### THE REQUEST
Sort through the entries below and pull out lines containing the word "background".

(Data extracted from a collection)
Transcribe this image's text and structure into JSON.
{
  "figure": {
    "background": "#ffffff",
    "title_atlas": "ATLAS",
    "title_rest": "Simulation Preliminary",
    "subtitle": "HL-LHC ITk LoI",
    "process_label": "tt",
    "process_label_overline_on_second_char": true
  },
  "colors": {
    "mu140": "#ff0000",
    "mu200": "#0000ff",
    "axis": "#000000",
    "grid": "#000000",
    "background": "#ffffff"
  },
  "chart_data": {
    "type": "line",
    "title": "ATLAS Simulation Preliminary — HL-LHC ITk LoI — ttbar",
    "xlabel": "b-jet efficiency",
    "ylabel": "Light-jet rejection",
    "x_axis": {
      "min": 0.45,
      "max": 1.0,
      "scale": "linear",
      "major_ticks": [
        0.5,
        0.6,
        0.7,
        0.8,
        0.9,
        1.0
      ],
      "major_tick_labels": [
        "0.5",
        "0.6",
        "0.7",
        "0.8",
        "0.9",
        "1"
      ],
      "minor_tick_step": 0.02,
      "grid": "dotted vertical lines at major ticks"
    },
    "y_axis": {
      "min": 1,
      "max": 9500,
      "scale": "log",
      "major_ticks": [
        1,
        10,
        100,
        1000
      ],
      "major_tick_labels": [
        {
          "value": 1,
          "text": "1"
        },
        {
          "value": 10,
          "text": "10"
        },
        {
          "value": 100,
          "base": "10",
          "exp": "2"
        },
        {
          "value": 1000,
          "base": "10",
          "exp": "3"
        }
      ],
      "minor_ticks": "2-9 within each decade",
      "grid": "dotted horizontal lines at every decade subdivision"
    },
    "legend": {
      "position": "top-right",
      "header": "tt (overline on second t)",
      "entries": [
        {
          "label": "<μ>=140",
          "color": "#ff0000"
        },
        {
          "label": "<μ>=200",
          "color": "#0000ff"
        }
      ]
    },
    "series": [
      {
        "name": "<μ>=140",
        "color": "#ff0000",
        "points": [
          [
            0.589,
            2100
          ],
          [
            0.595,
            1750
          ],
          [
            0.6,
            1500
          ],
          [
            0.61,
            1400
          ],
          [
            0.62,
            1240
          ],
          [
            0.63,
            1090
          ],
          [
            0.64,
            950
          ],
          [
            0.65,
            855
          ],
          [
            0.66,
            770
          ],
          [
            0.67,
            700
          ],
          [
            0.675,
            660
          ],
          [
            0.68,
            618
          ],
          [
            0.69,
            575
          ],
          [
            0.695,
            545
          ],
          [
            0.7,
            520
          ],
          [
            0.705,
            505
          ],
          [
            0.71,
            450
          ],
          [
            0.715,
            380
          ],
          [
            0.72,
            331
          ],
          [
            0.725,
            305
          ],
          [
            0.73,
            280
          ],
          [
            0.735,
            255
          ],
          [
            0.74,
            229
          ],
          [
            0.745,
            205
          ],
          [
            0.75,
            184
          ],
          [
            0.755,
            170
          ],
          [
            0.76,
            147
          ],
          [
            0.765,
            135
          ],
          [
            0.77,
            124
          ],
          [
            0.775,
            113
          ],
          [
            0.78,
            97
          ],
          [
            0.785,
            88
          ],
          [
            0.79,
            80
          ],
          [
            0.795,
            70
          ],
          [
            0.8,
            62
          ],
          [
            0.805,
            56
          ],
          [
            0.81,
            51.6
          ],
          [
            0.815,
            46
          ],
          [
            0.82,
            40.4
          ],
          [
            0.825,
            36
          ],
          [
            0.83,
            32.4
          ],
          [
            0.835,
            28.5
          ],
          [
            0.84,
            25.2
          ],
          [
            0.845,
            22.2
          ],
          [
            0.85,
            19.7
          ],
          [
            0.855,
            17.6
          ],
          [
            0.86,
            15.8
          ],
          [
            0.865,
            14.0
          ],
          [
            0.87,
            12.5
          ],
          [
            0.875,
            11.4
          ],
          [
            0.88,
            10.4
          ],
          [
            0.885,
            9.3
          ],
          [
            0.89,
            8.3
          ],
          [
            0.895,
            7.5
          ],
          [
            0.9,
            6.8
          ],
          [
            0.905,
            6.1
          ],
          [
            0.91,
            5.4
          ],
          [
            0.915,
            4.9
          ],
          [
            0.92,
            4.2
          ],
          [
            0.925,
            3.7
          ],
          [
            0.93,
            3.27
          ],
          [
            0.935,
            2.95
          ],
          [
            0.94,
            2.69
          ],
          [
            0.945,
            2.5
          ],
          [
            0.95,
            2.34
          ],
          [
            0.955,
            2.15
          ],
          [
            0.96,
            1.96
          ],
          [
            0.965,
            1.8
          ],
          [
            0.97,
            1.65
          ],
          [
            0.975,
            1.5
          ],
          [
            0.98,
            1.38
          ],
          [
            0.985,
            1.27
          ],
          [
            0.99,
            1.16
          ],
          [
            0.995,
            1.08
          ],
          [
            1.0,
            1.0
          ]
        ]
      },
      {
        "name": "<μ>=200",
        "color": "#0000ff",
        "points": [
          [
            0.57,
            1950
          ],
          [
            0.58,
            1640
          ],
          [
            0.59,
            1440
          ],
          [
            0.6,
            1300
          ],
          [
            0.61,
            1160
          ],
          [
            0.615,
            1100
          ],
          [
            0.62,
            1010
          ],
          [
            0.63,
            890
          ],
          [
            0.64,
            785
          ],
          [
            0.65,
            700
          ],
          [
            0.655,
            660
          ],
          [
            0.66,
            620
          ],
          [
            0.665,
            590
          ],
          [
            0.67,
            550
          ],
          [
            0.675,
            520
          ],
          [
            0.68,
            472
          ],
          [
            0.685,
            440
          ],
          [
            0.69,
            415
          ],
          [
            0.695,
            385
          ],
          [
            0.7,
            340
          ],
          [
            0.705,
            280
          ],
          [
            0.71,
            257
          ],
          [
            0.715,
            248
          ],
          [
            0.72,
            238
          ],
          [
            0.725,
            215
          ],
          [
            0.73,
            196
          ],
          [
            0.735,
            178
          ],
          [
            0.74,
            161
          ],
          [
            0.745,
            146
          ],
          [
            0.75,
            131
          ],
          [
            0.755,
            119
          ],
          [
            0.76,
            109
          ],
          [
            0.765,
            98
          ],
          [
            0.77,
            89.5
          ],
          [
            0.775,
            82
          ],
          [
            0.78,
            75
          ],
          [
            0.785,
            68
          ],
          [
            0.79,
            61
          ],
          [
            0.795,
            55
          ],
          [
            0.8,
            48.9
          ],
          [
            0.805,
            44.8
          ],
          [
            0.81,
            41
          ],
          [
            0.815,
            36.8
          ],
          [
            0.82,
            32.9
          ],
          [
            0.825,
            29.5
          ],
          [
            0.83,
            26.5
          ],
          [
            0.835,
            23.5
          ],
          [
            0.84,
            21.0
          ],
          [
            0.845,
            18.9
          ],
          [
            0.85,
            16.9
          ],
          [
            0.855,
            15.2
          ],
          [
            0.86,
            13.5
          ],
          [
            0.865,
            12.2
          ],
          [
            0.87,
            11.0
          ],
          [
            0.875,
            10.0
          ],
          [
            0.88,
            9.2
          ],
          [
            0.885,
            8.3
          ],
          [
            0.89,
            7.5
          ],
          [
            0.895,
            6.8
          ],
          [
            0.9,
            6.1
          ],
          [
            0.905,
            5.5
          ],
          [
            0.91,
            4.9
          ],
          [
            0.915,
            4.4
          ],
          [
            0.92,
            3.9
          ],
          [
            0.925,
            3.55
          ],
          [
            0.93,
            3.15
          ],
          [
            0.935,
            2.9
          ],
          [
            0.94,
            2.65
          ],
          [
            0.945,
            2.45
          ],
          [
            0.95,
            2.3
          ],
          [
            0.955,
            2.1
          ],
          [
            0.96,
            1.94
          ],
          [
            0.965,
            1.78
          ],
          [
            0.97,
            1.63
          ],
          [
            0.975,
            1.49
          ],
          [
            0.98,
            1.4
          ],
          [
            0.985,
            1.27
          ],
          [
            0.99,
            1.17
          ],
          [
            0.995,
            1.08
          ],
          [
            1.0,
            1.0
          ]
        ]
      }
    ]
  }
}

### TASK RESPONSE
    "background": "#ffffff",
    "background": "#ffffff"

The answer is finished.